**THE PROBLEM:** Exactly as written, please set down all of the entries again, with no pictures.

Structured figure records
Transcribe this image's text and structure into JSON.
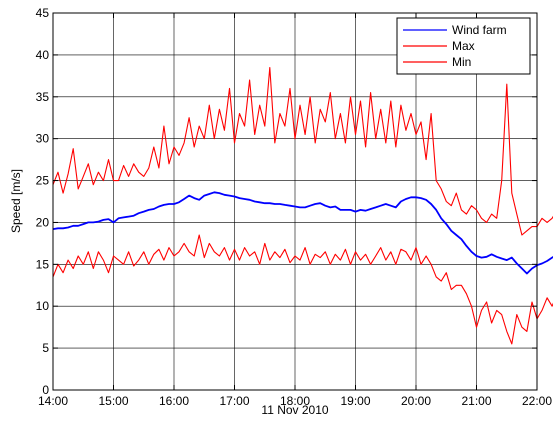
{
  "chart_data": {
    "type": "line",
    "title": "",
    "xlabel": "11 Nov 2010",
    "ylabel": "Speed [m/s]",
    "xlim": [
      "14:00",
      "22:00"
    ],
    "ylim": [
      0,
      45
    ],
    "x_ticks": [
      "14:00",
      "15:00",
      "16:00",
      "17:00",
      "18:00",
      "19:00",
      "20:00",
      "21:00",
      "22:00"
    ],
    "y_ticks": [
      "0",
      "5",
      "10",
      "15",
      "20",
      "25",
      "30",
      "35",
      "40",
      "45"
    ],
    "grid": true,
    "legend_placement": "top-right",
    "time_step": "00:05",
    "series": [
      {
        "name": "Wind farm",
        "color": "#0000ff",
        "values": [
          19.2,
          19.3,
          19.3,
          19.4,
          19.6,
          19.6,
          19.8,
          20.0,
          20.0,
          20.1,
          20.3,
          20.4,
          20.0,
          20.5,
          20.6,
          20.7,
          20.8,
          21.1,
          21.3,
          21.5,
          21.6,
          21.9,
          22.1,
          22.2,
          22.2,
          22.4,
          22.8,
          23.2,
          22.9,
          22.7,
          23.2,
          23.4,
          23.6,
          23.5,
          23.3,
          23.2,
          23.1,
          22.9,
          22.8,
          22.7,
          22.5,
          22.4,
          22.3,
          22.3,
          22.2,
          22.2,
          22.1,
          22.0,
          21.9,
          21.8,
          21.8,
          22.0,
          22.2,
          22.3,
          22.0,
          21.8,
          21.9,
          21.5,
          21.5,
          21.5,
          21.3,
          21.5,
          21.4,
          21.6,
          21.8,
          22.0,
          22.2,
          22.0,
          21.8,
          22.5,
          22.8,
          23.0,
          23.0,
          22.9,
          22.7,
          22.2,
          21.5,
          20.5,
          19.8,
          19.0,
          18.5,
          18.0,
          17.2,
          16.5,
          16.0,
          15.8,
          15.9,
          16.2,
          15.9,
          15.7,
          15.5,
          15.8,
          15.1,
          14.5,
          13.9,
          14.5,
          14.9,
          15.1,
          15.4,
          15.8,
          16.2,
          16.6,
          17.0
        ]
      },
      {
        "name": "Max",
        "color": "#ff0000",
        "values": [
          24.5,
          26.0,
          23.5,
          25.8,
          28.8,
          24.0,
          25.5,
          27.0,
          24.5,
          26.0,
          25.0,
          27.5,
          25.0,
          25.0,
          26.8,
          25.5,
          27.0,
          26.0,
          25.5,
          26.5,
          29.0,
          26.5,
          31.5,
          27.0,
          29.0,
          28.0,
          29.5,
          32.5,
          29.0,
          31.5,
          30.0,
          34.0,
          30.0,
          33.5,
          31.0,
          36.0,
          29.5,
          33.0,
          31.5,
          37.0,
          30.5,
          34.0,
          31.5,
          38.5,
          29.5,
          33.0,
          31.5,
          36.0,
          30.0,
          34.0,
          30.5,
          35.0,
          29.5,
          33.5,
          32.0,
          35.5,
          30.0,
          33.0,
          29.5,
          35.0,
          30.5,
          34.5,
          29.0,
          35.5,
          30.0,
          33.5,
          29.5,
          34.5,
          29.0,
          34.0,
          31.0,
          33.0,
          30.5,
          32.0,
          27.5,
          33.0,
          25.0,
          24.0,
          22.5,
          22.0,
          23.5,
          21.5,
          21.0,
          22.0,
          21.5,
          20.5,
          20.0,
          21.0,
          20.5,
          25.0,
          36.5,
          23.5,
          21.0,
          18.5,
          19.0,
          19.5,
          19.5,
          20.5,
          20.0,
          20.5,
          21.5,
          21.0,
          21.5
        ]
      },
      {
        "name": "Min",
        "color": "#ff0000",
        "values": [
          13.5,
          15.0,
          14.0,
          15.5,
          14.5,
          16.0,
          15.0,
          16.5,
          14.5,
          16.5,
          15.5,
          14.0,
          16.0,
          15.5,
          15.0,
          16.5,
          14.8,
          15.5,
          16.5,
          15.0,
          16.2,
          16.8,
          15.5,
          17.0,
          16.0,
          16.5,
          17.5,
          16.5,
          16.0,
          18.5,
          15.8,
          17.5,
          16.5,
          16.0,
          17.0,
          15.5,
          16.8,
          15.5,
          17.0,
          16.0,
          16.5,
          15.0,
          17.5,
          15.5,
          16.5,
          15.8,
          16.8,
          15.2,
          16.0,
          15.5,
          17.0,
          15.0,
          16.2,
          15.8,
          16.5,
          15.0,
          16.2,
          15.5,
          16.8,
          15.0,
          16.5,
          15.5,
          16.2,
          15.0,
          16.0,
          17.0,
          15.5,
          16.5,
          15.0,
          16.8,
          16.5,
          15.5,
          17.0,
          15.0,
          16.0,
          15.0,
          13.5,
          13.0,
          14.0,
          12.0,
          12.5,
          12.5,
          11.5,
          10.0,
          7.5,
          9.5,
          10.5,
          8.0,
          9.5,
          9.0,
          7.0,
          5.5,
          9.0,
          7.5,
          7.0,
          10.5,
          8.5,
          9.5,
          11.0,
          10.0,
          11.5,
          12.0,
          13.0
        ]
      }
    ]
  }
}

**WRITTEN RESPONSE:**
Transcribe this image's text and structure into JSON.
{
  "chart_data": {
    "type": "line",
    "title": "",
    "xlabel": "11 Nov 2010",
    "ylabel": "Speed [m/s]",
    "xlim": [
      "14:00",
      "22:00"
    ],
    "ylim": [
      0,
      45
    ],
    "x_ticks": [
      "14:00",
      "15:00",
      "16:00",
      "17:00",
      "18:00",
      "19:00",
      "20:00",
      "21:00",
      "22:00"
    ],
    "y_ticks": [
      "0",
      "5",
      "10",
      "15",
      "20",
      "25",
      "30",
      "35",
      "40",
      "45"
    ],
    "grid": true,
    "legend_placement": "top-right",
    "time_step": "00:05",
    "series": [
      {
        "name": "Wind farm",
        "color": "#0000ff",
        "values": [
          19.2,
          19.3,
          19.3,
          19.4,
          19.6,
          19.6,
          19.8,
          20.0,
          20.0,
          20.1,
          20.3,
          20.4,
          20.0,
          20.5,
          20.6,
          20.7,
          20.8,
          21.1,
          21.3,
          21.5,
          21.6,
          21.9,
          22.1,
          22.2,
          22.2,
          22.4,
          22.8,
          23.2,
          22.9,
          22.7,
          23.2,
          23.4,
          23.6,
          23.5,
          23.3,
          23.2,
          23.1,
          22.9,
          22.8,
          22.7,
          22.5,
          22.4,
          22.3,
          22.3,
          22.2,
          22.2,
          22.1,
          22.0,
          21.9,
          21.8,
          21.8,
          22.0,
          22.2,
          22.3,
          22.0,
          21.8,
          21.9,
          21.5,
          21.5,
          21.5,
          21.3,
          21.5,
          21.4,
          21.6,
          21.8,
          22.0,
          22.2,
          22.0,
          21.8,
          22.5,
          22.8,
          23.0,
          23.0,
          22.9,
          22.7,
          22.2,
          21.5,
          20.5,
          19.8,
          19.0,
          18.5,
          18.0,
          17.2,
          16.5,
          16.0,
          15.8,
          15.9,
          16.2,
          15.9,
          15.7,
          15.5,
          15.8,
          15.1,
          14.5,
          13.9,
          14.5,
          14.9,
          15.1,
          15.4,
          15.8,
          16.2,
          16.6,
          17.0
        ]
      },
      {
        "name": "Max",
        "color": "#ff0000",
        "values": [
          24.5,
          26.0,
          23.5,
          25.8,
          28.8,
          24.0,
          25.5,
          27.0,
          24.5,
          26.0,
          25.0,
          27.5,
          25.0,
          25.0,
          26.8,
          25.5,
          27.0,
          26.0,
          25.5,
          26.5,
          29.0,
          26.5,
          31.5,
          27.0,
          29.0,
          28.0,
          29.5,
          32.5,
          29.0,
          31.5,
          30.0,
          34.0,
          30.0,
          33.5,
          31.0,
          36.0,
          29.5,
          33.0,
          31.5,
          37.0,
          30.5,
          34.0,
          31.5,
          38.5,
          29.5,
          33.0,
          31.5,
          36.0,
          30.0,
          34.0,
          30.5,
          35.0,
          29.5,
          33.5,
          32.0,
          35.5,
          30.0,
          33.0,
          29.5,
          35.0,
          30.5,
          34.5,
          29.0,
          35.5,
          30.0,
          33.5,
          29.5,
          34.5,
          29.0,
          34.0,
          31.0,
          33.0,
          30.5,
          32.0,
          27.5,
          33.0,
          25.0,
          24.0,
          22.5,
          22.0,
          23.5,
          21.5,
          21.0,
          22.0,
          21.5,
          20.5,
          20.0,
          21.0,
          20.5,
          25.0,
          36.5,
          23.5,
          21.0,
          18.5,
          19.0,
          19.5,
          19.5,
          20.5,
          20.0,
          20.5,
          21.5,
          21.0,
          21.5
        ]
      },
      {
        "name": "Min",
        "color": "#ff0000",
        "values": [
          13.5,
          15.0,
          14.0,
          15.5,
          14.5,
          16.0,
          15.0,
          16.5,
          14.5,
          16.5,
          15.5,
          14.0,
          16.0,
          15.5,
          15.0,
          16.5,
          14.8,
          15.5,
          16.5,
          15.0,
          16.2,
          16.8,
          15.5,
          17.0,
          16.0,
          16.5,
          17.5,
          16.5,
          16.0,
          18.5,
          15.8,
          17.5,
          16.5,
          16.0,
          17.0,
          15.5,
          16.8,
          15.5,
          17.0,
          16.0,
          16.5,
          15.0,
          17.5,
          15.5,
          16.5,
          15.8,
          16.8,
          15.2,
          16.0,
          15.5,
          17.0,
          15.0,
          16.2,
          15.8,
          16.5,
          15.0,
          16.2,
          15.5,
          16.8,
          15.0,
          16.5,
          15.5,
          16.2,
          15.0,
          16.0,
          17.0,
          15.5,
          16.5,
          15.0,
          16.8,
          16.5,
          15.5,
          17.0,
          15.0,
          16.0,
          15.0,
          13.5,
          13.0,
          14.0,
          12.0,
          12.5,
          12.5,
          11.5,
          10.0,
          7.5,
          9.5,
          10.5,
          8.0,
          9.5,
          9.0,
          7.0,
          5.5,
          9.0,
          7.5,
          7.0,
          10.5,
          8.5,
          9.5,
          11.0,
          10.0,
          11.5,
          12.0,
          13.0
        ]
      }
    ]
  }
}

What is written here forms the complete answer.